# OBJECTIVE
Any pictures in the records below should be skipped; write out everything else exactly.

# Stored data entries
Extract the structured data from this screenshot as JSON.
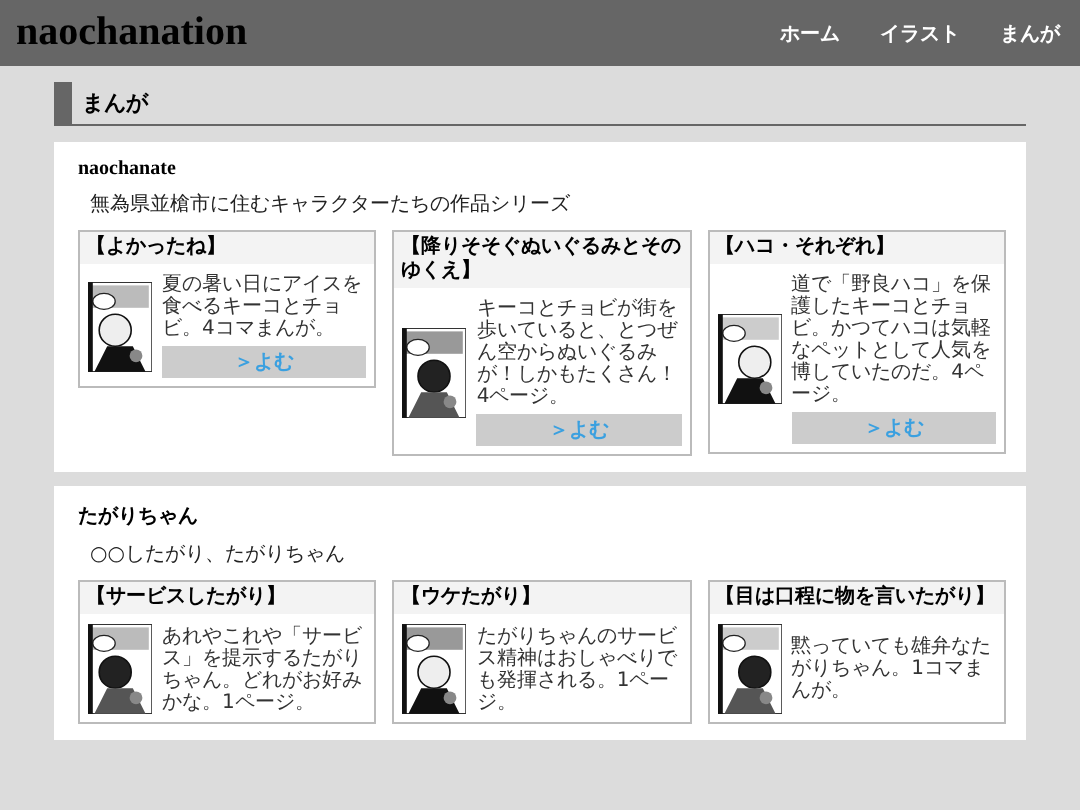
{
  "site": {
    "title": "naochanation",
    "nav": [
      {
        "label": "ホーム"
      },
      {
        "label": "イラスト"
      },
      {
        "label": "まんが"
      }
    ]
  },
  "page_heading": "まんが",
  "series": [
    {
      "title": "naochanate",
      "kind": "serif",
      "description": "無為県並槍市に住むキャラクターたちの作品シリーズ",
      "works": [
        {
          "title": "【よかったね】",
          "summary": "夏の暑い日にアイスを食べるキーコとチョビ。4コマまんが。",
          "button": "＞よむ"
        },
        {
          "title": "【降りそそぐぬいぐるみとそのゆくえ】",
          "summary": "キーコとチョビが街を歩いていると、とつぜん空からぬいぐるみが！しかもたくさん！4ページ。",
          "button": "＞よむ"
        },
        {
          "title": "【ハコ・それぞれ】",
          "summary": "道で「野良ハコ」を保護したキーコとチョビ。かつてハコは気軽なペットとして人気を博していたのだ。4ページ。",
          "button": "＞よむ"
        }
      ]
    },
    {
      "title": "たがりちゃん",
      "kind": "sans",
      "description": "○○したがり、たがりちゃん",
      "works": [
        {
          "title": "【サービスしたがり】",
          "summary": "あれやこれや「サービス」を提示するたがりちゃん。どれがお好みかな。1ページ。"
        },
        {
          "title": "【ウケたがり】",
          "summary": "たがりちゃんのサービス精神はおしゃべりでも発揮される。1ページ。"
        },
        {
          "title": "【目は口程に物を言いたがり】",
          "summary": "黙っていても雄弁なたがりちゃん。1コマまんが。"
        }
      ]
    }
  ]
}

# OUTPUT
Extract the structured data from this screenshot as JSON.
{
  "site": {
    "title": "naochanation",
    "nav": [
      {
        "label": "ホーム"
      },
      {
        "label": "イラスト"
      },
      {
        "label": "まんが"
      }
    ]
  },
  "page_heading": "まんが",
  "series": [
    {
      "title": "naochanate",
      "kind": "serif",
      "description": "無為県並槍市に住むキャラクターたちの作品シリーズ",
      "works": [
        {
          "title": "【よかったね】",
          "summary": "夏の暑い日にアイスを食べるキーコとチョビ。4コマまんが。",
          "button": "＞よむ"
        },
        {
          "title": "【降りそそぐぬいぐるみとそのゆくえ】",
          "summary": "キーコとチョビが街を歩いていると、とつぜん空からぬいぐるみが！しかもたくさん！4ページ。",
          "button": "＞よむ"
        },
        {
          "title": "【ハコ・それぞれ】",
          "summary": "道で「野良ハコ」を保護したキーコとチョビ。かつてハコは気軽なペットとして人気を博していたのだ。4ページ。",
          "button": "＞よむ"
        }
      ]
    },
    {
      "title": "たがりちゃん",
      "kind": "sans",
      "description": "○○したがり、たがりちゃん",
      "works": [
        {
          "title": "【サービスしたがり】",
          "summary": "あれやこれや「サービス」を提示するたがりちゃん。どれがお好みかな。1ページ。"
        },
        {
          "title": "【ウケたがり】",
          "summary": "たがりちゃんのサービス精神はおしゃべりでも発揮される。1ページ。"
        },
        {
          "title": "【目は口程に物を言いたがり】",
          "summary": "黙っていても雄弁なたがりちゃん。1コマまんが。"
        }
      ]
    }
  ]
}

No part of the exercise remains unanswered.